Written exercise: Count how many lines below contain the word "ffffff", then give that number alone.

── Data supplied ──

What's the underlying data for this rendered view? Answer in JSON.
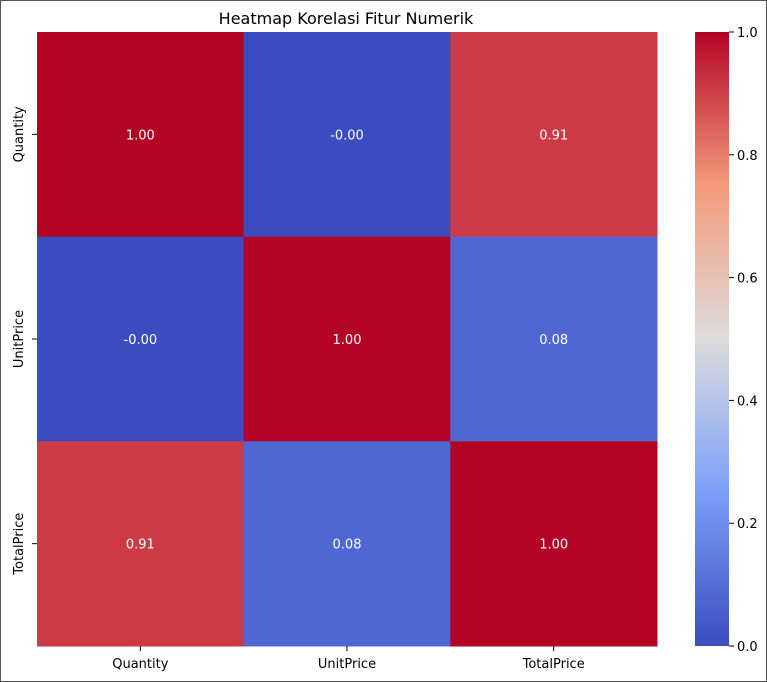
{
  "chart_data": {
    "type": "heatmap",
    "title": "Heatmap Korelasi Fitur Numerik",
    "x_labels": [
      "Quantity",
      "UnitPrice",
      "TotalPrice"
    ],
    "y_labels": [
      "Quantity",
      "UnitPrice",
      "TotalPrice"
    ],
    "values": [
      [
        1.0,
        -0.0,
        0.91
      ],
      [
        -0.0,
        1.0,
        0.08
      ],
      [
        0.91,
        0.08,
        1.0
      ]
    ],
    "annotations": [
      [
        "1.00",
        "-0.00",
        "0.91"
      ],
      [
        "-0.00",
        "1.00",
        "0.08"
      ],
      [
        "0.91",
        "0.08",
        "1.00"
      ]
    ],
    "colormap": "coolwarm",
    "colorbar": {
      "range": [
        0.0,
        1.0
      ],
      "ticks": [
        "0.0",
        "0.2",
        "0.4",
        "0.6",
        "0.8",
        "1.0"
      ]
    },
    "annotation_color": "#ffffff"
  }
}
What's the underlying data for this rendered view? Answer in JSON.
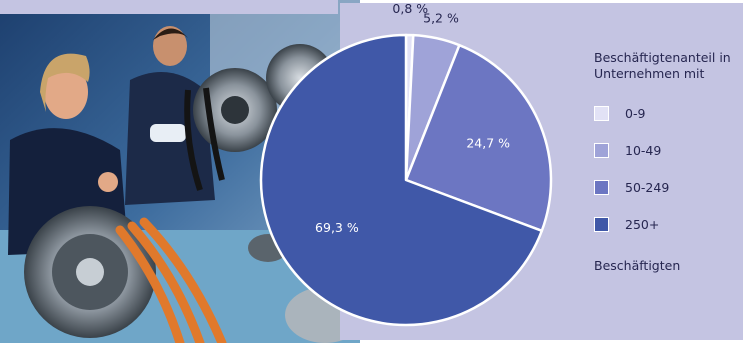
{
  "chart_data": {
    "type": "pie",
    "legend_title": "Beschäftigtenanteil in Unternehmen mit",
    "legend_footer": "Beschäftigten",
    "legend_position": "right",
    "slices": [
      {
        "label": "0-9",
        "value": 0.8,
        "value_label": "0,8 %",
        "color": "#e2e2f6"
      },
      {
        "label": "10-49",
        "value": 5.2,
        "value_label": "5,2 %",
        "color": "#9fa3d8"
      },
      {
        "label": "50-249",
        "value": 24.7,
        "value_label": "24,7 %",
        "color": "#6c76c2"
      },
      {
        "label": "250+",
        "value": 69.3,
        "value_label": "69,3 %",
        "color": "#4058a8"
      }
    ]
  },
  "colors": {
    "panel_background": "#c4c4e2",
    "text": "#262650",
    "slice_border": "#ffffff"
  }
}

───

Exercise answer: 2